* EXTRACTED ENTRIES
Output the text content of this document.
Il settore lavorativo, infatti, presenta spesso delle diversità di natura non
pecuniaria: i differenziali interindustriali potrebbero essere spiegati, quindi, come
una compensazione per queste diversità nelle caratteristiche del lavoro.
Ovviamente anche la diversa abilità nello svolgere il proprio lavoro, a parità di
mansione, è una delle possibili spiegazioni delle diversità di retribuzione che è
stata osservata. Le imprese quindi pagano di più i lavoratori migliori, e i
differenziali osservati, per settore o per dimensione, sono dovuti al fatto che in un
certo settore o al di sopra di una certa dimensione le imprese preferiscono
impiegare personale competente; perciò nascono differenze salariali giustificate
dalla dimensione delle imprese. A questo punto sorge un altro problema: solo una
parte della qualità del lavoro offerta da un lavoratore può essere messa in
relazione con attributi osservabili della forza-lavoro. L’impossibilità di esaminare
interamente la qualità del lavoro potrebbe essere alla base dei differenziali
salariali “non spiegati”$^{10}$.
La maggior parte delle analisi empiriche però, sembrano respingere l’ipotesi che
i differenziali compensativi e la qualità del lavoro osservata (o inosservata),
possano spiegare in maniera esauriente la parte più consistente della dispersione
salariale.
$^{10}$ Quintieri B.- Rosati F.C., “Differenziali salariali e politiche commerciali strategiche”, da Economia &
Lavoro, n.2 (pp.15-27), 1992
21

* EXERCISE PROMPT
Return the listing above in full, character for character.

* TASK ANSWER
Output the text content of this document.
Il settore lavorativo, infatti, presenta spesso delle diversità di natura non
pecuniaria: i differenziali interindustriali potrebbero essere spiegati, quindi, come
una compensazione per queste diversità nelle caratteristiche del lavoro.
Ovviamente anche la diversa abilità nello svolgere il proprio lavoro, a parità di
mansione, è una delle possibili spiegazioni delle diversità di retribuzione che è
stata osservata. Le imprese quindi pagano di più i lavoratori migliori, e i
differenziali osservati, per settore o per dimensione, sono dovuti al fatto che in un
certo settore o al di sopra di una certa dimensione le imprese preferiscono
impiegare personale competente; perciò nascono differenze salariali giustificate
dalla dimensione delle imprese. A questo punto sorge un altro problema: solo una
parte della qualità del lavoro offerta da un lavoratore può essere messa in
relazione con attributi osservabili della forza-lavoro. L’impossibilità di esaminare
interamente la qualità del lavoro potrebbe essere alla base dei differenziali
salariali “non spiegati”$^{10}$.
La maggior parte delle analisi empiriche però, sembrano respingere l’ipotesi che
i differenziali compensativi e la qualità del lavoro osservata (o inosservata),
possano spiegare in maniera esauriente la parte più consistente della dispersione
salariale.
$^{10}$ Quintieri B.- Rosati F.C., “Differenziali salariali e politiche commerciali strategiche”, da Economia &
Lavoro, n.2 (pp.15-27), 1992
21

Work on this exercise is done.